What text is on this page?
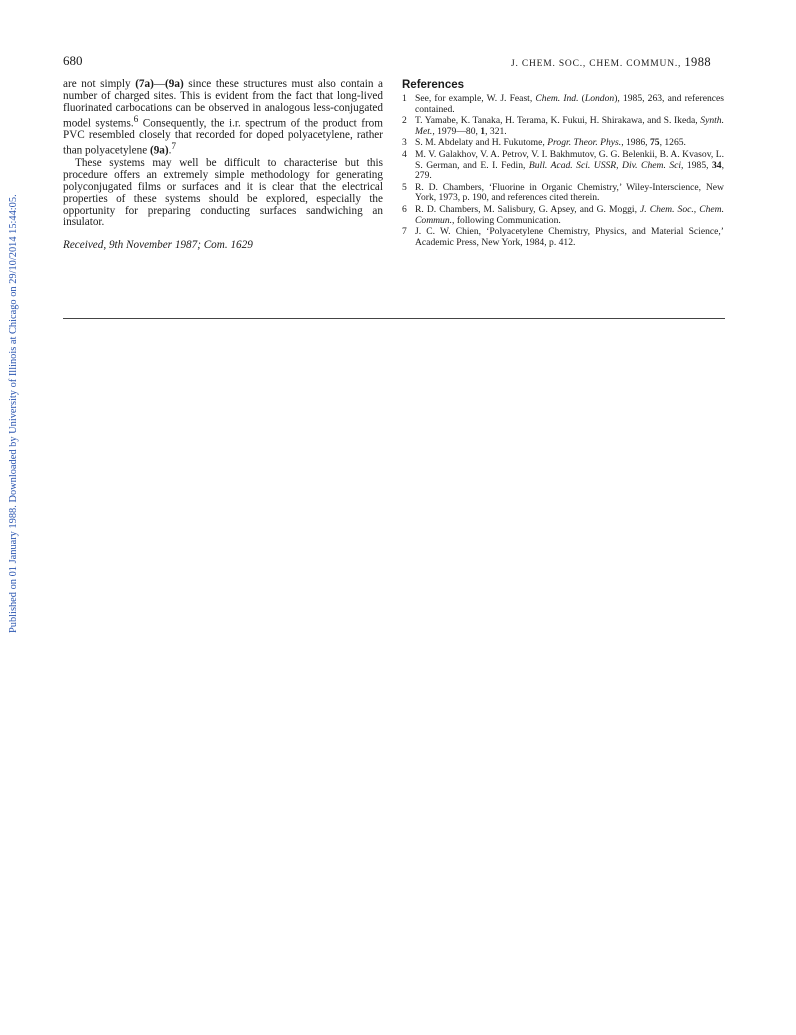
Published on 01 January 1988. Downloaded by University of Illinois at Chicago on 29/10/2014 15:44:05.
680	J. CHEM. SOC., CHEM. COMMUN., 1988

are not simply (7a)—(9a) since these structures must also contain a number of charged sites. This is evident from the fact that long-lived fluorinated carbocations can be observed in analogous less-conjugated model systems.$^6$ Consequently, the i.r. spectrum of the product from PVC resembled closely that recorded for doped polyacetylene, rather than polyacetylene (9a).$^7$

These systems may well be difficult to characterise but this procedure offers an extremely simple methodology for generating polyconjugated films or surfaces and it is clear that the electrical properties of these systems should be explored, especially the opportunity for preparing conducting surfaces sandwiching an insulator.

Received, 9th November 1987; Com. 1629

References
1 See, for example, W. J. Feast, Chem. Ind. (London), 1985, 263, and references contained.
2 T. Yamabe, K. Tanaka, H. Terama, K. Fukui, H. Shirakawa, and S. Ikeda, Synth. Met., 1979—80, 1, 321.
3 S. M. Abdelaty and H. Fukutome, Progr. Theor. Phys., 1986, 75, 1265.
4 M. V. Galakhov, V. A. Petrov, V. I. Bakhmutov, G. G. Belenkii, B. A. Kvasov, L. S. German, and E. I. Fedin, Bull. Acad. Sci. USSR, Div. Chem. Sci, 1985, 34, 279.
5 R. D. Chambers, ‘Fluorine in Organic Chemistry,’ Wiley-Interscience, New York, 1973, p. 190, and references cited therein.
6 R. D. Chambers, M. Salisbury, G. Apsey, and G. Moggi, J. Chem. Soc., Chem. Commun., following Communication.
7 J. C. W. Chien, ‘Polyacetylene Chemistry, Physics, and Material Science,’ Academic Press, New York, 1984, p. 412.
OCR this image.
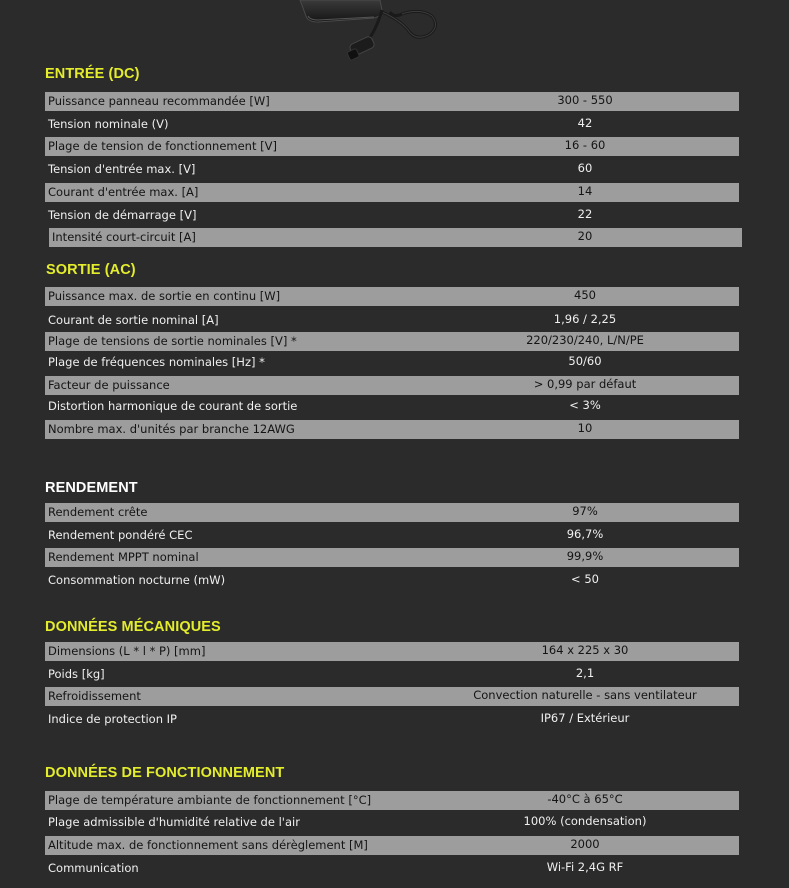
ENTRÉE (DC)
Puissance panneau recommandée [W]	300 - 550
Tension nominale (V)	42
Plage de tension de fonctionnement [V]	16 - 60
Tension d'entrée max. [V]	60
Courant d'entrée max. [A]	14
Tension de démarrage [V]	22
Intensité court-circuit [A]	20
SORTIE (AC)
Puissance max. de sortie en continu [W]	450
Courant de sortie nominal [A]	1,96 / 2,25
Plage de tensions de sortie nominales [V] *	220/230/240, L/N/PE
Plage de fréquences nominales [Hz] *	50/60
Facteur de puissance	> 0,99 par défaut
Distortion harmonique de courant de sortie	< 3%
Nombre max. d'unités par branche 12AWG	10
RENDEMENT
Rendement crête	97%
Rendement pondéré CEC	96,7%
Rendement MPPT nominal	99,9%
Consommation nocturne (mW)	< 50
DONNÉES MÉCANIQUES
Dimensions (L * l * P) [mm]	164 x 225 x 30
Poids [kg]	2,1
Refroidissement	Convection naturelle - sans ventilateur
Indice de protection IP	IP67 / Extérieur
DONNÉES DE FONCTIONNEMENT
Plage de température ambiante de fonctionnement [°C]	-40°C à 65°C
Plage admissible d'humidité relative de l'air	100% (condensation)
Altitude max. de fonctionnement sans dérèglement [M]	2000
Communication	Wi-Fi 2,4G RF
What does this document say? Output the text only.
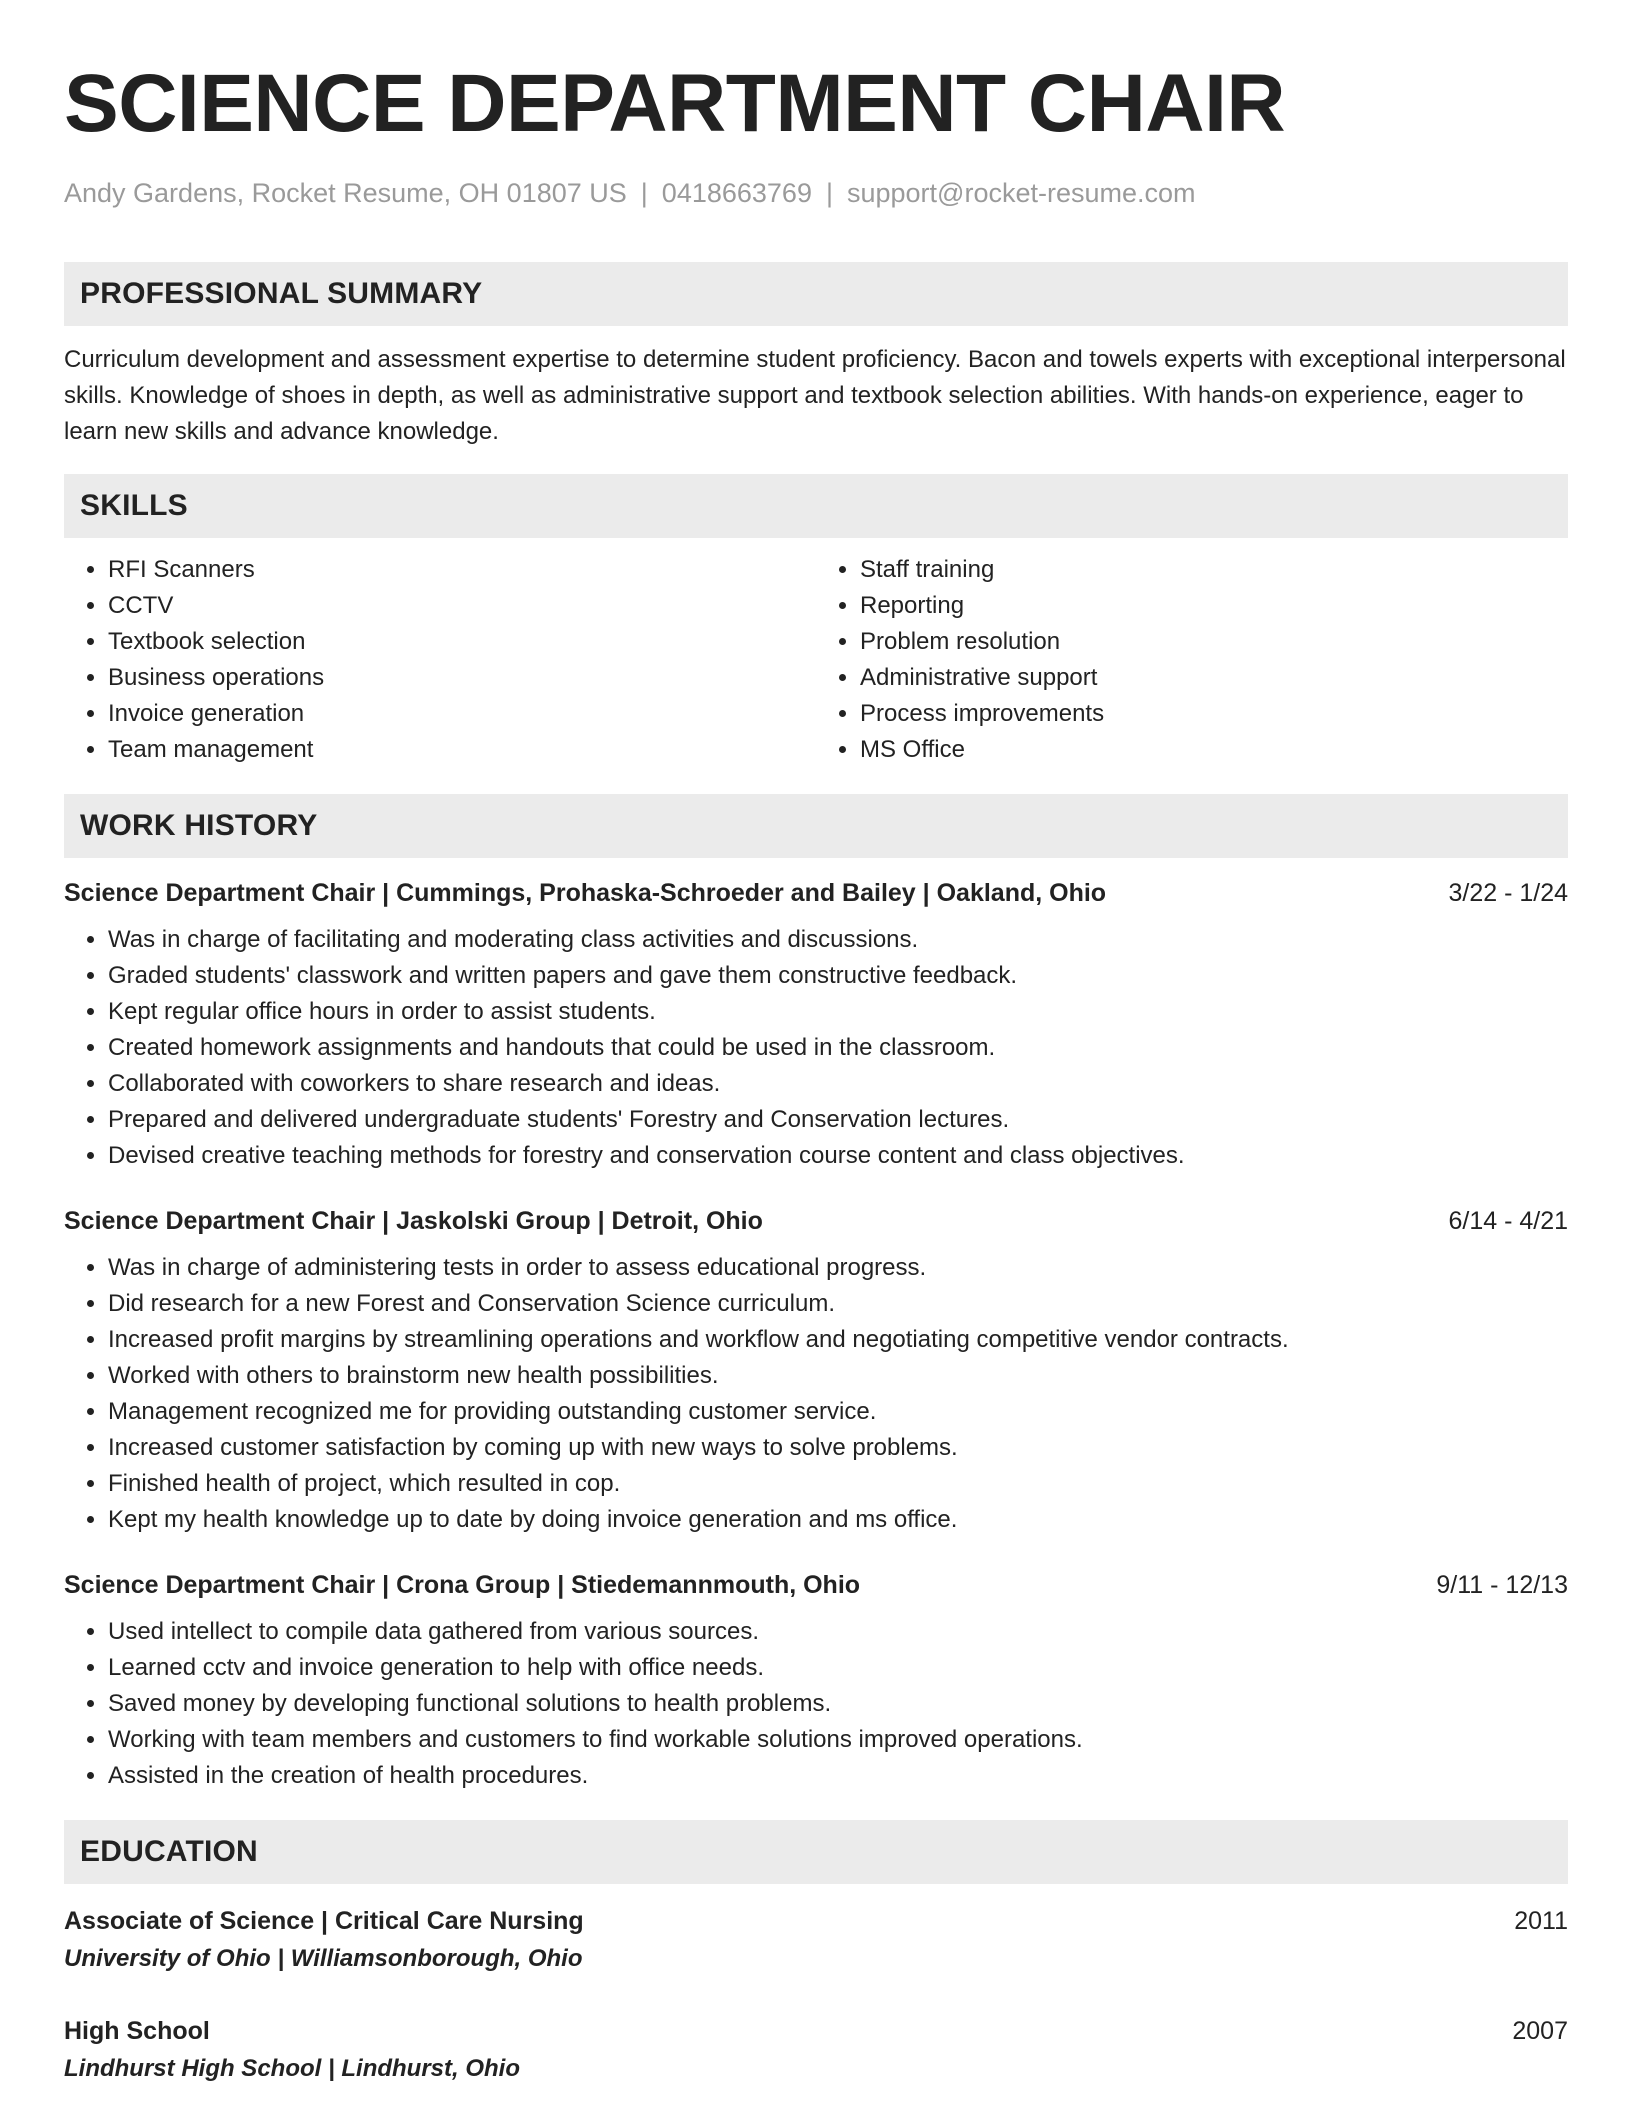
SCIENCE DEPARTMENT CHAIR
Andy Gardens, Rocket Resume, OH 01807 US | 0418663769 | support@rocket-resume.com
PROFESSIONAL SUMMARY

Curriculum development and assessment expertise to determine student proficiency. Bacon and towels experts with exceptional interpersonal skills. Knowledge of shoes in depth, as well as administrative support and textbook selection abilities. With hands-on experience, eager to learn new skills and advance knowledge.

SKILLS
• RFI Scanners
• CCTV
• Textbook selection
• Business operations
• Invoice generation
• Team management
• Staff training
• Reporting
• Problem resolution
• Administrative support
• Process improvements
• MS Office
WORK HISTORY
Science Department Chair | Cummings, Prohaska-Schroeder and Bailey | Oakland, Ohio	3/22 - 1/24
• Was in charge of facilitating and moderating class activities and discussions.
• Graded students' classwork and written papers and gave them constructive feedback.
• Kept regular office hours in order to assist students.
• Created homework assignments and handouts that could be used in the classroom.
• Collaborated with coworkers to share research and ideas.
• Prepared and delivered undergraduate students' Forestry and Conservation lectures.
• Devised creative teaching methods for forestry and conservation course content and class objectives.
Science Department Chair | Jaskolski Group | Detroit, Ohio	6/14 - 4/21
• Was in charge of administering tests in order to assess educational progress.
• Did research for a new Forest and Conservation Science curriculum.
• Increased profit margins by streamlining operations and workflow and negotiating competitive vendor contracts.
• Worked with others to brainstorm new health possibilities.
• Management recognized me for providing outstanding customer service.
• Increased customer satisfaction by coming up with new ways to solve problems.
• Finished health of project, which resulted in cop.
• Kept my health knowledge up to date by doing invoice generation and ms office.
Science Department Chair | Crona Group | Stiedemannmouth, Ohio	9/11 - 12/13
• Used intellect to compile data gathered from various sources.
• Learned cctv and invoice generation to help with office needs.
• Saved money by developing functional solutions to health problems.
• Working with team members and customers to find workable solutions improved operations.
• Assisted in the creation of health procedures.
EDUCATION
Associate of Science | Critical Care Nursing	2011
University of Ohio | Williamsonborough, Ohio
High School	2007
Lindhurst High School | Lindhurst, Ohio
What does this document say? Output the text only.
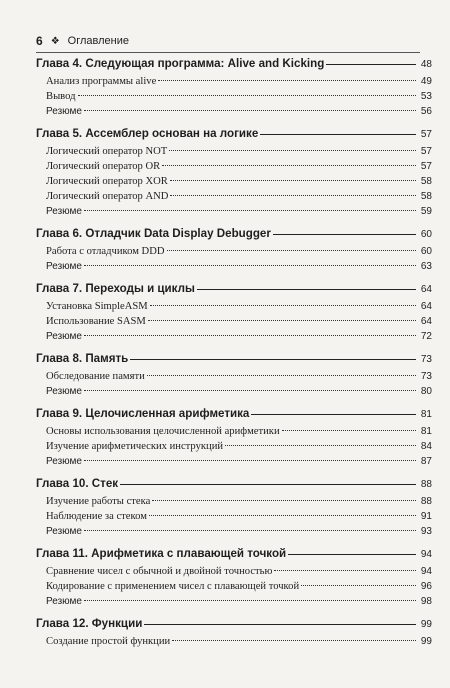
6 ❖ Оглавление
Глава 4. Следующая программа: Alive and Kicking	48
Анализ программы alive	49
Вывод	53
Резюме	56
Глава 5. Ассемблер основан на логике	57
Логический оператор NOT	57
Логический оператор OR	57
Логический оператор XOR	58
Логический оператор AND	58
Резюме	59
Глава 6. Отладчик Data Display Debugger	60
Работа с отладчиком DDD	60
Резюме	63
Глава 7. Переходы и циклы	64
Установка SimpleASM	64
Использование SASM	64
Резюме	72
Глава 8. Память	73
Обследование памяти	73
Резюме	80
Глава 9. Целочисленная арифметика	81
Основы использования целочисленной арифметики	81
Изучение арифметических инструкций	84
Резюме	87
Глава 10. Стек	88
Изучение работы стека	88
Наблюдение за стеком	91
Резюме	93
Глава 11. Арифметика с плавающей точкой	94
Сравнение чисел с обычной и двойной точностью	94
Кодирование с применением чисел с плавающей точкой	96
Резюме	98
Глава 12. Функции	99
Создание простой функции	99
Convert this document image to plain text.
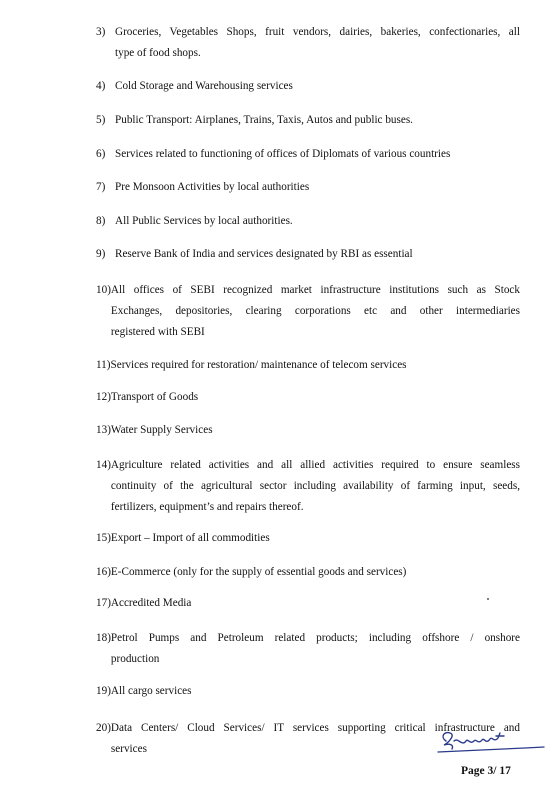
3) Groceries, Vegetables Shops, fruit vendors, dairies, bakeries, confectionaries, all
type of food shops.
4) Cold Storage and Warehousing services
5) Public Transport: Airplanes, Trains, Taxis, Autos and public buses.
6) Services related to functioning of offices of Diplomats of various countries
7) Pre Monsoon Activities by local authorities
8) All Public Services by local authorities.
9) Reserve Bank of India and services designated by RBI as essential
10) All offices of SEBI recognized market infrastructure institutions such as Stock
Exchanges, depositories, clearing corporations etc and other intermediaries
registered with SEBI
11) Services required for restoration/ maintenance of telecom services
12) Transport of Goods
13) Water Supply Services
14) Agriculture related activities and all allied activities required to ensure seamless
continuity of the agricultural sector including availability of farming input, seeds,
fertilizers, equipment’s and repairs thereof.
15) Export – Import of all commodities
16) E-Commerce (only for the supply of essential goods and services)
17) Accredited Media
18) Petrol Pumps and Petroleum related products; including offshore / onshore
production
19) All cargo services
20) Data Centers/ Cloud Services/ IT services supporting critical infrastructure and
services
Page 3/ 17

_Objective_. Copy every line of the listing that includes the string "DONNÉES".

_Answer to the problem_.
DONNÉES MÉCANIQUES
DONNÉES DE FONCTIONNEMENT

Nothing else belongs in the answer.